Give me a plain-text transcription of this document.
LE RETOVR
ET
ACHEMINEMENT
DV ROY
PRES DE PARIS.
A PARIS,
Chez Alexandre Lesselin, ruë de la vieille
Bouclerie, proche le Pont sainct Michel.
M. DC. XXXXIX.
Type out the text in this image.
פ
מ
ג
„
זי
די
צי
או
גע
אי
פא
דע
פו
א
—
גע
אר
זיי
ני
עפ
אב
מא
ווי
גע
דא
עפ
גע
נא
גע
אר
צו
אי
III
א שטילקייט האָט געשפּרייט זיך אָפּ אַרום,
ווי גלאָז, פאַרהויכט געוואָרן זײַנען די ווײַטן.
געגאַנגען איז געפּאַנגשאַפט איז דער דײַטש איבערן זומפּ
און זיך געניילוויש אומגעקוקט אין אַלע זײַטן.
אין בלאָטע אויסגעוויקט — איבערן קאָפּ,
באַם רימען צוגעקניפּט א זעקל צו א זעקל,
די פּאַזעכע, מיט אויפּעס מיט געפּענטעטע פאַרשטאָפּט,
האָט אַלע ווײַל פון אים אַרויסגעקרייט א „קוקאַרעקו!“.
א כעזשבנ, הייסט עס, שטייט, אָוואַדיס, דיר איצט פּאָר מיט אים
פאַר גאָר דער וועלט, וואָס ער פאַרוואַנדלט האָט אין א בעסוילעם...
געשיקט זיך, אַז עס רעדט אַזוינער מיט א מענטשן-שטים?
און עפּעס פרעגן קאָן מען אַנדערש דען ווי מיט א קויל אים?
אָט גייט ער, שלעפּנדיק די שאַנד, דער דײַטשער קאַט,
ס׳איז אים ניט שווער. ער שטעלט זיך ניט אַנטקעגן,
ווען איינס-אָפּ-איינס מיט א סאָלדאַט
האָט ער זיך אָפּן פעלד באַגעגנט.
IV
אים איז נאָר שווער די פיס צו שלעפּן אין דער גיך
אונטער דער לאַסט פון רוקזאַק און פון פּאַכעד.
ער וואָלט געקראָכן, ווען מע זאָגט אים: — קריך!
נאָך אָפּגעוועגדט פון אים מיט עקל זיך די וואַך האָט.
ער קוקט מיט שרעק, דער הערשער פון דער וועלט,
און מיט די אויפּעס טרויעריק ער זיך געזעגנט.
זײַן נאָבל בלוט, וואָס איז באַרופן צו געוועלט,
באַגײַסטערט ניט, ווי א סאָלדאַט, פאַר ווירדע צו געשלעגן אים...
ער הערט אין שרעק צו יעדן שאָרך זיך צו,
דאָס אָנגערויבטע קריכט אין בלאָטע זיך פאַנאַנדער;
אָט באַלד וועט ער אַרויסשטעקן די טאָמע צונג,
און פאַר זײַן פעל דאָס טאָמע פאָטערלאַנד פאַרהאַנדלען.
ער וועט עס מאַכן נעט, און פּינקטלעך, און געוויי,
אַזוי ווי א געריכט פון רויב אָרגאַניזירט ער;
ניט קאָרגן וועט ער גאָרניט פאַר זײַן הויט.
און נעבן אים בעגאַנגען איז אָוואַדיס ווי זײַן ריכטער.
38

◆ SHORT TASK
Find "Type out the text in this image." in the data above, then repeat that line and all lines after it exactly, ending with the final line.

◆ EXERCISE RESULT
Type out the text in this image.
פ
מ
ג
„
זי
די
צי
או
גע
אי
פא
דע
פו
א
—
גע
אר
זיי
ני
עפ
אב
מא
ווי
גע
דא
עפ
גע
נא
גע
אר
צו
אי
III
א שטילקייט האָט געשפּרייט זיך אָפּ אַרום,
ווי גלאָז, פאַרהויכט געוואָרן זײַנען די ווײַטן.
געגאַנגען איז געפּאַנגשאַפט איז דער דײַטש איבערן זומפּ
און זיך געניילוויש אומגעקוקט אין אַלע זײַטן.
אין בלאָטע אויסגעוויקט — איבערן קאָפּ,
באַם רימען צוגעקניפּט א זעקל צו א זעקל,
די פּאַזעכע, מיט אויפּעס מיט געפּענטעטע פאַרשטאָפּט,
האָט אַלע ווײַל פון אים אַרויסגעקרייט א „קוקאַרעקו!“.
א כעזשבנ, הייסט עס, שטייט, אָוואַדיס, דיר איצט פּאָר מיט אים
פאַר גאָר דער וועלט, וואָס ער פאַרוואַנדלט האָט אין א בעסוילעם...
געשיקט זיך, אַז עס רעדט אַזוינער מיט א מענטשן-שטים?
און עפּעס פרעגן קאָן מען אַנדערש דען ווי מיט א קויל אים?
אָט גייט ער, שלעפּנדיק די שאַנד, דער דײַטשער קאַט,
ס׳איז אים ניט שווער. ער שטעלט זיך ניט אַנטקעגן,
ווען איינס-אָפּ-איינס מיט א סאָלדאַט
האָט ער זיך אָפּן פעלד באַגעגנט.
IV
אים איז נאָר שווער די פיס צו שלעפּן אין דער גיך
אונטער דער לאַסט פון רוקזאַק און פון פּאַכעד.
ער וואָלט געקראָכן, ווען מע זאָגט אים: — קריך!
נאָך אָפּגעוועגדט פון אים מיט עקל זיך די וואַך האָט.
ער קוקט מיט שרעק, דער הערשער פון דער וועלט,
און מיט די אויפּעס טרויעריק ער זיך געזעגנט.
זײַן נאָבל בלוט, וואָס איז באַרופן צו געוועלט,
באַגײַסטערט ניט, ווי א סאָלדאַט, פאַר ווירדע צו געשלעגן אים...
ער הערט אין שרעק צו יעדן שאָרך זיך צו,
דאָס אָנגערויבטע קריכט אין בלאָטע זיך פאַנאַנדער;
אָט באַלד וועט ער אַרויסשטעקן די טאָמע צונג,
און פאַר זײַן פעל דאָס טאָמע פאָטערלאַנד פאַרהאַנדלען.
ער וועט עס מאַכן נעט, און פּינקטלעך, און געוויי,
אַזוי ווי א געריכט פון רויב אָרגאַניזירט ער;
ניט קאָרגן וועט ער גאָרניט פאַר זײַן הויט.
און נעבן אים בעגאַנגען איז אָוואַדיס ווי זײַן ריכטער.
38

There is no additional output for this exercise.